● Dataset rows
<<<<

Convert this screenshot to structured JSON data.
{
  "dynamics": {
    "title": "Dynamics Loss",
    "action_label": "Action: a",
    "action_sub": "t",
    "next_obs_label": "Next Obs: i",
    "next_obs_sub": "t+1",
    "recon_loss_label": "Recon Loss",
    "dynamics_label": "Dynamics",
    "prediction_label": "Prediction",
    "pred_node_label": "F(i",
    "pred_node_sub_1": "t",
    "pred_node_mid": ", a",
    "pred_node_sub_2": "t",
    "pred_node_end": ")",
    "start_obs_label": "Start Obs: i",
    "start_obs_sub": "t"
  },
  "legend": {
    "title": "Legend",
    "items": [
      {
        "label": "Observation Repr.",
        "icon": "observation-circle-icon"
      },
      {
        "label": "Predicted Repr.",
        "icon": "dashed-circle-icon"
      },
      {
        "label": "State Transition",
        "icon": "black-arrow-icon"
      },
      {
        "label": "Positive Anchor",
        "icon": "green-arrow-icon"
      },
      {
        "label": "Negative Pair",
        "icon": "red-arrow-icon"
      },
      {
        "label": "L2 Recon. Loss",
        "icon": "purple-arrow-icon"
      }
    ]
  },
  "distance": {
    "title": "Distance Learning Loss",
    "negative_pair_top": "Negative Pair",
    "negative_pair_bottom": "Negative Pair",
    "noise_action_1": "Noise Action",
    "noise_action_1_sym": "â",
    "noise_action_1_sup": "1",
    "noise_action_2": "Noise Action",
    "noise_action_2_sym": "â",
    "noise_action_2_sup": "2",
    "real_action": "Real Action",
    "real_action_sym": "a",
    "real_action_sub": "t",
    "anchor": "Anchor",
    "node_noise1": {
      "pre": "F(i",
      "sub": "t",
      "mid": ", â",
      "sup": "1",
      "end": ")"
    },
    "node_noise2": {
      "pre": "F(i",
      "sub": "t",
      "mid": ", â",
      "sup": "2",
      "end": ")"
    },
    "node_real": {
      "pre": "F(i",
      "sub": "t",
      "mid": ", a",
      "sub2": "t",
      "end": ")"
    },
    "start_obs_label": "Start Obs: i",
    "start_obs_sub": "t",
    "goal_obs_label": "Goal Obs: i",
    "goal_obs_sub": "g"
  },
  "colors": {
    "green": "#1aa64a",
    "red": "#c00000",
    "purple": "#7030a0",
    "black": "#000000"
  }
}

>>>>

Print back all the lines verbatim.

Convert this screenshot to structured JSON data.
{
  "dynamics": {
    "title": "Dynamics Loss",
    "action_label": "Action: a",
    "action_sub": "t",
    "next_obs_label": "Next Obs: i",
    "next_obs_sub": "t+1",
    "recon_loss_label": "Recon Loss",
    "dynamics_label": "Dynamics",
    "prediction_label": "Prediction",
    "pred_node_label": "F(i",
    "pred_node_sub_1": "t",
    "pred_node_mid": ", a",
    "pred_node_sub_2": "t",
    "pred_node_end": ")",
    "start_obs_label": "Start Obs: i",
    "start_obs_sub": "t"
  },
  "legend": {
    "title": "Legend",
    "items": [
      {
        "label": "Observation Repr.",
        "icon": "observation-circle-icon"
      },
      {
        "label": "Predicted Repr.",
        "icon": "dashed-circle-icon"
      },
      {
        "label": "State Transition",
        "icon": "black-arrow-icon"
      },
      {
        "label": "Positive Anchor",
        "icon": "green-arrow-icon"
      },
      {
        "label": "Negative Pair",
        "icon": "red-arrow-icon"
      },
      {
        "label": "L2 Recon. Loss",
        "icon": "purple-arrow-icon"
      }
    ]
  },
  "distance": {
    "title": "Distance Learning Loss",
    "negative_pair_top": "Negative Pair",
    "negative_pair_bottom": "Negative Pair",
    "noise_action_1": "Noise Action",
    "noise_action_1_sym": "â",
    "noise_action_1_sup": "1",
    "noise_action_2": "Noise Action",
    "noise_action_2_sym": "â",
    "noise_action_2_sup": "2",
    "real_action": "Real Action",
    "real_action_sym": "a",
    "real_action_sub": "t",
    "anchor": "Anchor",
    "node_noise1": {
      "pre": "F(i",
      "sub": "t",
      "mid": ", â",
      "sup": "1",
      "end": ")"
    },
    "node_noise2": {
      "pre": "F(i",
      "sub": "t",
      "mid": ", â",
      "sup": "2",
      "end": ")"
    },
    "node_real": {
      "pre": "F(i",
      "sub": "t",
      "mid": ", a",
      "sub2": "t",
      "end": ")"
    },
    "start_obs_label": "Start Obs: i",
    "start_obs_sub": "t",
    "goal_obs_label": "Goal Obs: i",
    "goal_obs_sub": "g"
  },
  "colors": {
    "green": "#1aa64a",
    "red": "#c00000",
    "purple": "#7030a0",
    "black": "#000000"
  }
}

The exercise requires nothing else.